### Do this
Gather every line in the records below that contains the word "medical".

### Dataset records
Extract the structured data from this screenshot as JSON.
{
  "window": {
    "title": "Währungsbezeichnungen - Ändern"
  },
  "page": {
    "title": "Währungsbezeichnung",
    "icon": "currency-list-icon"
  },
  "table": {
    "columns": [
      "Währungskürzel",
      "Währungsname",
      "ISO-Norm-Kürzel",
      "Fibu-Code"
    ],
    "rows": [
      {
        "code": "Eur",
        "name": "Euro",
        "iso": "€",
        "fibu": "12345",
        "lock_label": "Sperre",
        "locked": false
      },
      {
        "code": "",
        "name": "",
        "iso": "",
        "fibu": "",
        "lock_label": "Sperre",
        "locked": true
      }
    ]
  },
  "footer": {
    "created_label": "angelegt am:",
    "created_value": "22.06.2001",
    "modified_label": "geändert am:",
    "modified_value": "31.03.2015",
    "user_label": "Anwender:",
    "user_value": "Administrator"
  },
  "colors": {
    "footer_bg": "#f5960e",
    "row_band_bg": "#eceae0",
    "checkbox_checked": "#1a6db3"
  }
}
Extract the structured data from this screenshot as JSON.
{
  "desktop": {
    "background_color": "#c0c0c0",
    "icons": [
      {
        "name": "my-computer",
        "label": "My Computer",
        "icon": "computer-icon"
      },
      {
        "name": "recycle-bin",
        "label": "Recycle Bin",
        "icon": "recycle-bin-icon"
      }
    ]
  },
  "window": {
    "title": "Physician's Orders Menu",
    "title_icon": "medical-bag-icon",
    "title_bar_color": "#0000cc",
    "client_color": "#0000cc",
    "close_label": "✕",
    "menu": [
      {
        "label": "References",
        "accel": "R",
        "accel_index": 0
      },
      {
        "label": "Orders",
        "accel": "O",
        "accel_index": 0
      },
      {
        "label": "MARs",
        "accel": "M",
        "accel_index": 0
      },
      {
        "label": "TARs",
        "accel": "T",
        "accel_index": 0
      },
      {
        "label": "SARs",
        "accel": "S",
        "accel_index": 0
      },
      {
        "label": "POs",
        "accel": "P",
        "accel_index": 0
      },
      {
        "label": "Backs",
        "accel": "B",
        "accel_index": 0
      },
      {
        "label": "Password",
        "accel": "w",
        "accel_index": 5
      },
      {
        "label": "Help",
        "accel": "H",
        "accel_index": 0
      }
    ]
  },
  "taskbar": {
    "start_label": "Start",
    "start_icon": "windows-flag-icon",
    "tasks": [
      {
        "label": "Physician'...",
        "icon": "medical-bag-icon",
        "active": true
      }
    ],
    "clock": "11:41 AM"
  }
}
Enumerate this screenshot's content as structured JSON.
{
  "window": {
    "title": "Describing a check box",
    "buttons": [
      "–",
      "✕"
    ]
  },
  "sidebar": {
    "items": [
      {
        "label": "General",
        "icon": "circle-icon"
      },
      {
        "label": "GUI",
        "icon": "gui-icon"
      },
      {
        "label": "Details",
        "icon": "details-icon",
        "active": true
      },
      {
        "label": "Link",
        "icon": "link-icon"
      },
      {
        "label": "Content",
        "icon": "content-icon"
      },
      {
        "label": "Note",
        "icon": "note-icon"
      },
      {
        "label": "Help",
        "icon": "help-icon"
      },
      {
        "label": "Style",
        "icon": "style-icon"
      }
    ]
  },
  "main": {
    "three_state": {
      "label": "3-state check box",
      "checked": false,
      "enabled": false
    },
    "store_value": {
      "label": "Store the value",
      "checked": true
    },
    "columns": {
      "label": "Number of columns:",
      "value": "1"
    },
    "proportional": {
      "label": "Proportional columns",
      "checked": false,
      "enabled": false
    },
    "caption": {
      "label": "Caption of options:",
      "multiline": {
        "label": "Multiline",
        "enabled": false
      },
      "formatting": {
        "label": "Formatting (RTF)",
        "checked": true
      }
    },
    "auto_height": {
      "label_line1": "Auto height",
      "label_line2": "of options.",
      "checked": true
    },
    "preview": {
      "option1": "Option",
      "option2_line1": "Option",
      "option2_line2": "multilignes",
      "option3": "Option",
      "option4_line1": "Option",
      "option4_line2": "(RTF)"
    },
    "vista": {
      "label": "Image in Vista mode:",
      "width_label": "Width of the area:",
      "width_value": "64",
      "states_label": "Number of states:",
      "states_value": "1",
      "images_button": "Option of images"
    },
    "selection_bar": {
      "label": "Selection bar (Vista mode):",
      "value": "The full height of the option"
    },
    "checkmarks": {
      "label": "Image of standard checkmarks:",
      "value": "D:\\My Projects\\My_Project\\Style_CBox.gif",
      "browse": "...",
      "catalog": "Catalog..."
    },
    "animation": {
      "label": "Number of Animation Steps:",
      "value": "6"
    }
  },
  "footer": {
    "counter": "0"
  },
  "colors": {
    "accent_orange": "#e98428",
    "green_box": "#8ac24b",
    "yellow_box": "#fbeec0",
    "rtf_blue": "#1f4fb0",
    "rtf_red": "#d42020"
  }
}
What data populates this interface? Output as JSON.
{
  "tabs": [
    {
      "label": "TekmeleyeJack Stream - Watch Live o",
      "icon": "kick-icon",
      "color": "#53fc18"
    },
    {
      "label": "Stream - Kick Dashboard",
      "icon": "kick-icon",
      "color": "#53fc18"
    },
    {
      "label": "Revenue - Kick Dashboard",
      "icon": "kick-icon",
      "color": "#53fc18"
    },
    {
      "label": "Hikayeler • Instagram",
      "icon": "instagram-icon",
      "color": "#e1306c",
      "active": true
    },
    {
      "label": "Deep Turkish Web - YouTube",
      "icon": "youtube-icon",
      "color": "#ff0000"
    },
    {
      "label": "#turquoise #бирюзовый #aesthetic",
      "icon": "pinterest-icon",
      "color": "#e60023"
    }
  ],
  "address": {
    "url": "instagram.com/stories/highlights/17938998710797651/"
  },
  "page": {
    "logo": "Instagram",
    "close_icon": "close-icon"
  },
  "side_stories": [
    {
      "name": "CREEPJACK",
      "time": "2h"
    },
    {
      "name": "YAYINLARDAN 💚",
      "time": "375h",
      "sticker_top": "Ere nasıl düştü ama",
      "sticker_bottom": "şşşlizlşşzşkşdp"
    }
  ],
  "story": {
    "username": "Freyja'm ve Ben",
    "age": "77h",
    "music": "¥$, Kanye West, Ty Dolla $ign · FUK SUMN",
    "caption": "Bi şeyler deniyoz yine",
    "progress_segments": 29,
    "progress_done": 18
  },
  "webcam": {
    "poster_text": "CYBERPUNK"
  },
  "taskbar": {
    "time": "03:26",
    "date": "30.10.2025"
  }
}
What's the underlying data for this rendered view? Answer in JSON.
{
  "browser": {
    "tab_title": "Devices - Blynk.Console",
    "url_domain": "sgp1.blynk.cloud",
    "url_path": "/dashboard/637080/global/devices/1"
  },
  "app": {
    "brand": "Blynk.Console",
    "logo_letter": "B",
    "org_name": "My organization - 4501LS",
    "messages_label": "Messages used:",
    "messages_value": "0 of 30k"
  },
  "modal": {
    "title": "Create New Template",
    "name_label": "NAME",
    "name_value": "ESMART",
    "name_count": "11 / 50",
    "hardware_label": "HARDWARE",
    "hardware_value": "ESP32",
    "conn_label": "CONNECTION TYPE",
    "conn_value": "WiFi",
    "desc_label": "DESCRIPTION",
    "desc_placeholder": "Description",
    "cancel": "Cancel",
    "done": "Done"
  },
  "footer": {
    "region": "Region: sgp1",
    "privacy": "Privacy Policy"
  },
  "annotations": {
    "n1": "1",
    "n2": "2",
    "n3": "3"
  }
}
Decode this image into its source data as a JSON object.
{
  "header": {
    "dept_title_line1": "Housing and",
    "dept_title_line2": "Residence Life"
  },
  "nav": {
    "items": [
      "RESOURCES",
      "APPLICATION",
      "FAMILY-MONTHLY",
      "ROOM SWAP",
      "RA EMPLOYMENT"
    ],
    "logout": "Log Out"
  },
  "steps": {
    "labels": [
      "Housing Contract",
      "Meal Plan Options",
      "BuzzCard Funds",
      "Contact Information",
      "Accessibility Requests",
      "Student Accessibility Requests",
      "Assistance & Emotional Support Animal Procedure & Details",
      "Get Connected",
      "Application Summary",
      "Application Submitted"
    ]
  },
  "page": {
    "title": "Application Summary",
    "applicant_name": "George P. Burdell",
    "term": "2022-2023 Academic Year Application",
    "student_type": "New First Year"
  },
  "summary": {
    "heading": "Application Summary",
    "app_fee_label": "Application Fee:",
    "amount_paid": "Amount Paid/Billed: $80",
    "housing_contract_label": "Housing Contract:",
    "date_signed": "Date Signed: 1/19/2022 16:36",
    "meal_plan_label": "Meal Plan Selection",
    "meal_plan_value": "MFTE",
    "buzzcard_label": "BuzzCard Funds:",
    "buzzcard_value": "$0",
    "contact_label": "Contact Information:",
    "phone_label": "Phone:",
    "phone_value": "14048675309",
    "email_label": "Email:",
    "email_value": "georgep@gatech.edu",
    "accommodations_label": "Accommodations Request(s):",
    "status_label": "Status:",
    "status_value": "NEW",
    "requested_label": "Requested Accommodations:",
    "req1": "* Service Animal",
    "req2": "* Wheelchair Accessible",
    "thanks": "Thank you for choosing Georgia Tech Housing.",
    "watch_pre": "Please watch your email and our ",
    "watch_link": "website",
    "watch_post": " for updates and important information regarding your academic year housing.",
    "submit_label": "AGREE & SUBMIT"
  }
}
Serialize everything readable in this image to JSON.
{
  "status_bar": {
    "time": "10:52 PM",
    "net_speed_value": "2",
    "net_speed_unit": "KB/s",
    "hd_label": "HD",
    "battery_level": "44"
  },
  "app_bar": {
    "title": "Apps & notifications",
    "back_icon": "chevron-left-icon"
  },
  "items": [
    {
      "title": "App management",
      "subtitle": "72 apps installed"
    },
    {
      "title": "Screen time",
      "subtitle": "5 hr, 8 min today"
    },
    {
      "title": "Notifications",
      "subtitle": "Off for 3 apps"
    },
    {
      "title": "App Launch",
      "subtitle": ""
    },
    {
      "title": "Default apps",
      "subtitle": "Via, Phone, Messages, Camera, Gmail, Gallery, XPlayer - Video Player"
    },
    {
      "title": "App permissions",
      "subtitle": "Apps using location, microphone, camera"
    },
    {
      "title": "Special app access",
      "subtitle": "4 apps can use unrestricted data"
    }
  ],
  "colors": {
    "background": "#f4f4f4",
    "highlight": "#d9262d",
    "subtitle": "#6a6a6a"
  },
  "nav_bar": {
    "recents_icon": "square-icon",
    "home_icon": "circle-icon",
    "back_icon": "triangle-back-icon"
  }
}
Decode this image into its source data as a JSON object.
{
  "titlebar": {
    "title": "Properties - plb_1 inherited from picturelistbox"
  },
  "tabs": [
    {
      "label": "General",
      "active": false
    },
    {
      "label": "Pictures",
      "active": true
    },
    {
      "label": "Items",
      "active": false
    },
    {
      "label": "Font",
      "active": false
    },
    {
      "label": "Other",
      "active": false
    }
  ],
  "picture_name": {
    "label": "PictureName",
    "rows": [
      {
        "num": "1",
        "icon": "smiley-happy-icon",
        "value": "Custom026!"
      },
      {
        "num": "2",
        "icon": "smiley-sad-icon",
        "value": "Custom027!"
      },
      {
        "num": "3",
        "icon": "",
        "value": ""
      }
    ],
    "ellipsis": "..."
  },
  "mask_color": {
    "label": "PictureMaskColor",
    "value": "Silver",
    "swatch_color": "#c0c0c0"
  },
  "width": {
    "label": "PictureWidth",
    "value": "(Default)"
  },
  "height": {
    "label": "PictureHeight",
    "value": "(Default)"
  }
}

### Solution to this exercise
    "title_icon": "medical-bag-icon",
        "icon": "medical-bag-icon",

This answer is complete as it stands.